** Task requirements **
Reproduce every line of the records below verbatim, without any alteration.

** Listing **

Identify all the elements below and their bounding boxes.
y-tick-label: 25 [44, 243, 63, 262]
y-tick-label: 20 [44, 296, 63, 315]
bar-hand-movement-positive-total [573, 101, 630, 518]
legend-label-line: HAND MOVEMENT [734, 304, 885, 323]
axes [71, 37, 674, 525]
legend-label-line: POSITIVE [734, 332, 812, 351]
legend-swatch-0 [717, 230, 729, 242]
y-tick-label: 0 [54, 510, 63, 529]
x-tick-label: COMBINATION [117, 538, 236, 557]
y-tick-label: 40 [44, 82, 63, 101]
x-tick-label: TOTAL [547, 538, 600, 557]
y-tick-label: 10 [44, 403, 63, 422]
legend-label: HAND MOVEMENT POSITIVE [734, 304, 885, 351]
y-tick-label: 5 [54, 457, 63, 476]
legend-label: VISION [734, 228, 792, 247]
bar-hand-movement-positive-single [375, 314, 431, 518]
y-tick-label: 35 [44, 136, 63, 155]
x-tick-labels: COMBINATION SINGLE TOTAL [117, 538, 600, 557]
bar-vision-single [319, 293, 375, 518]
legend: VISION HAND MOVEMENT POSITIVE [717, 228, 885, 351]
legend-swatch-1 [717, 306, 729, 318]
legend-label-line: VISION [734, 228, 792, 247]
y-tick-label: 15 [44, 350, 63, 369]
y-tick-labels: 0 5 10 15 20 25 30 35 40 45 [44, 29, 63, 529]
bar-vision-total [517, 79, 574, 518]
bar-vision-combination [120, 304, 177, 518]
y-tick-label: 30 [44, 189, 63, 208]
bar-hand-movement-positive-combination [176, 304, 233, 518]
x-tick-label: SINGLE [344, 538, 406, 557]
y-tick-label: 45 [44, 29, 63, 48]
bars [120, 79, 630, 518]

** Solution to this task **
Identify all the elements below and their bounding boxes.
y-tick-label: 25 [44, 243, 63, 262]
y-tick-label: 20 [44, 296, 63, 315]
bar-hand-movement-positive-total [573, 101, 630, 518]
legend-label-line: HAND MOVEMENT [734, 304, 885, 323]
axes [71, 37, 674, 525]
legend-label-line: POSITIVE [734, 332, 812, 351]
legend-swatch-0 [717, 230, 729, 242]
y-tick-label: 0 [54, 510, 63, 529]
x-tick-label: COMBINATION [117, 538, 236, 557]
y-tick-label: 40 [44, 82, 63, 101]
x-tick-label: TOTAL [547, 538, 600, 557]
y-tick-label: 10 [44, 403, 63, 422]
legend-label: HAND MOVEMENT POSITIVE [734, 304, 885, 351]
y-tick-label: 5 [54, 457, 63, 476]
legend-label: VISION [734, 228, 792, 247]
bar-hand-movement-positive-single [375, 314, 431, 518]
y-tick-label: 35 [44, 136, 63, 155]
x-tick-labels: COMBINATION SINGLE TOTAL [117, 538, 600, 557]
bar-vision-single [319, 293, 375, 518]
legend: VISION HAND MOVEMENT POSITIVE [717, 228, 885, 351]
legend-swatch-1 [717, 306, 729, 318]
legend-label-line: VISION [734, 228, 792, 247]
y-tick-label: 15 [44, 350, 63, 369]
y-tick-labels: 0 5 10 15 20 25 30 35 40 45 [44, 29, 63, 529]
bar-vision-total [517, 79, 574, 518]
bar-vision-combination [120, 304, 177, 518]
y-tick-label: 30 [44, 189, 63, 208]
bar-hand-movement-positive-combination [176, 304, 233, 518]
x-tick-label: SINGLE [344, 538, 406, 557]
y-tick-label: 45 [44, 29, 63, 48]
bars [120, 79, 630, 518]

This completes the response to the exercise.